◆ SOURCE PASSAGE
----------

Competitive and market implications
Onyx is not an isolated phenomenon; it fits a larger industry pattern:- Many software vendors are simplifying contracts and favoring direct engagement with large customers — creating demand for neutral, third‑party advisors.
- Partners and LSPs must adapt by offering differentiated advisory services, managed services, or tooling that justifies their margins in a market where transactional revenue is migrating.
- The use of curated LLMs with HITL validation is becoming a common design pattern for high‑risk domains (legal, financial, regulatory) where pure model outputs are insufficient for enterprise use.

----------

◆ WORK ORDER
Copy the passage on competitive and market implications, starting at "- The use of" and ending at "for enterprise use.". The listing comes from a separate source.

[Data taken from a collection]
----------

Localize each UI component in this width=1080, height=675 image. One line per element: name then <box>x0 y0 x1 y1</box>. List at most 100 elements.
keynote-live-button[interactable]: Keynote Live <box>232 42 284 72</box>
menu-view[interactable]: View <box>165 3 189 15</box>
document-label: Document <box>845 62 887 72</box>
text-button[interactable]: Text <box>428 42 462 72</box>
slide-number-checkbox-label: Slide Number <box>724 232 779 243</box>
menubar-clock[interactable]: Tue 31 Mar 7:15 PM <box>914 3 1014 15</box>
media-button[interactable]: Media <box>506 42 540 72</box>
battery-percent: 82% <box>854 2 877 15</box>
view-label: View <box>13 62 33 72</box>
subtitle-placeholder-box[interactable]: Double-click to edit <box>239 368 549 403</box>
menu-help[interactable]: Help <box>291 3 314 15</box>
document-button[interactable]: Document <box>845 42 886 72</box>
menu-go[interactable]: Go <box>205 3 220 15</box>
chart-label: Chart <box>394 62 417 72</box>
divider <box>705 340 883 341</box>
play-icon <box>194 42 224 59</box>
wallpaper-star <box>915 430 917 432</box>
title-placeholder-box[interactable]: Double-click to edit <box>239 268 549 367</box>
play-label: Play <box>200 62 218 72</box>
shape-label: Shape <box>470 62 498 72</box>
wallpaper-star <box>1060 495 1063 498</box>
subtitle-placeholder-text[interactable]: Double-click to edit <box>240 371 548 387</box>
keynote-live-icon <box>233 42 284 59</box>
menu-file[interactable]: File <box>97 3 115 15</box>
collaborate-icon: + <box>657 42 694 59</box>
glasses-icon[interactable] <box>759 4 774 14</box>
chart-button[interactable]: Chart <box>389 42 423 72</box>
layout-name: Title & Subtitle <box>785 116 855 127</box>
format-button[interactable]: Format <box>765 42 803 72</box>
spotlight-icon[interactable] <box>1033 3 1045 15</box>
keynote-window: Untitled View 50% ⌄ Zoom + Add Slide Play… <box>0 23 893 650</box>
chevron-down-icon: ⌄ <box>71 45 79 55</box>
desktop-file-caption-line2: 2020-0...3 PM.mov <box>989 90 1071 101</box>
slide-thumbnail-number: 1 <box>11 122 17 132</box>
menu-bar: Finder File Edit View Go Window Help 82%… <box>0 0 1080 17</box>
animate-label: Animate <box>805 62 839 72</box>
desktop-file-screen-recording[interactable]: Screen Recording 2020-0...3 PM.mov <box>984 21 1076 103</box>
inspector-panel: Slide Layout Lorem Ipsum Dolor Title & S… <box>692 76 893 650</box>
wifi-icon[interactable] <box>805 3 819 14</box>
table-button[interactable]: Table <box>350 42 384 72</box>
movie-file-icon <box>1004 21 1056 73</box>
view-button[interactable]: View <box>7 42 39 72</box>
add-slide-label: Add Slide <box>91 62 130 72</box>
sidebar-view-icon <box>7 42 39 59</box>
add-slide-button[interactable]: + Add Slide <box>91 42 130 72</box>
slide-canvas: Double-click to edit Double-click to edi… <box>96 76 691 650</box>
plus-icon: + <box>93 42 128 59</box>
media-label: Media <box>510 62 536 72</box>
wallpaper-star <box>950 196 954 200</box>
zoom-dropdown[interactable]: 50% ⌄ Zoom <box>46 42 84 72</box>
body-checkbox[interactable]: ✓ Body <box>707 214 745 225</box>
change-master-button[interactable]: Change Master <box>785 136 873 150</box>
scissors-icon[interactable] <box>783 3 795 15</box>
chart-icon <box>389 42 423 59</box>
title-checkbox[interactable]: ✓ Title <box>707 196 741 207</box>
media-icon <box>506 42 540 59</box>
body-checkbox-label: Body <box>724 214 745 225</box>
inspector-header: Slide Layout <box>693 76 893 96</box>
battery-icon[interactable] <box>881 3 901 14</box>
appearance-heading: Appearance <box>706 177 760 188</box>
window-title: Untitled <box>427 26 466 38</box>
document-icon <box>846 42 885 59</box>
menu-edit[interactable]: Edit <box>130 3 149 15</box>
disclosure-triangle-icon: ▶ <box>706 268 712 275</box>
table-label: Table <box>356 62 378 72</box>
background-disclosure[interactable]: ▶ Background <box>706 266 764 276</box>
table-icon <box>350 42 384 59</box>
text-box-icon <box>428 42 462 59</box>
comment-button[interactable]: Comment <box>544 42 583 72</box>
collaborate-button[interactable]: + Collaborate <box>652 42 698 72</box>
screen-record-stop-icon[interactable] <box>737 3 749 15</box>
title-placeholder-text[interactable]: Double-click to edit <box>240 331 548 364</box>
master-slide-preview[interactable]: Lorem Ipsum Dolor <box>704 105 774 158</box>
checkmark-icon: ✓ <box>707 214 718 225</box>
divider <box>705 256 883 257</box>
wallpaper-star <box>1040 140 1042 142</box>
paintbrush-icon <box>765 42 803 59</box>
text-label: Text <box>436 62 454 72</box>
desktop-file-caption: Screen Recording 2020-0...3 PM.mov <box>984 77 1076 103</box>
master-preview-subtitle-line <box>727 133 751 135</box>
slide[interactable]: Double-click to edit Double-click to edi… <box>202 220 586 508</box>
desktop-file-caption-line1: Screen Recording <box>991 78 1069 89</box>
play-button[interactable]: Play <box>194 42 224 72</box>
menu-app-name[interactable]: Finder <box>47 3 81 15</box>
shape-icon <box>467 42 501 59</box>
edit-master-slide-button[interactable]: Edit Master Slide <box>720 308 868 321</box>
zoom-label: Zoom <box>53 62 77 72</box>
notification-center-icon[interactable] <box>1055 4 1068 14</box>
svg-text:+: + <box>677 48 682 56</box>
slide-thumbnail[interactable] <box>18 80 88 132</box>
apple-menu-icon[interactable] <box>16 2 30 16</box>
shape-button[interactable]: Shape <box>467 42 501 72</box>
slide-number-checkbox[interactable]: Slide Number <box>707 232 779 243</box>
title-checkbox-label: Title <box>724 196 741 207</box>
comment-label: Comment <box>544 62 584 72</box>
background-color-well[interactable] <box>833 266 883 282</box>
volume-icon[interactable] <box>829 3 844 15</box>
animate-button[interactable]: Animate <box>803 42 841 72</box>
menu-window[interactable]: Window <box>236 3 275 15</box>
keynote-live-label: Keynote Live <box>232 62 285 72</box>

----------

◆ TASK RESPONSE
- The use of curated LLMs with HITL validation is becoming a common design pattern for high‑risk domains (legal, financial, regulatory) where pure model outputs are insufficient for enterprise use.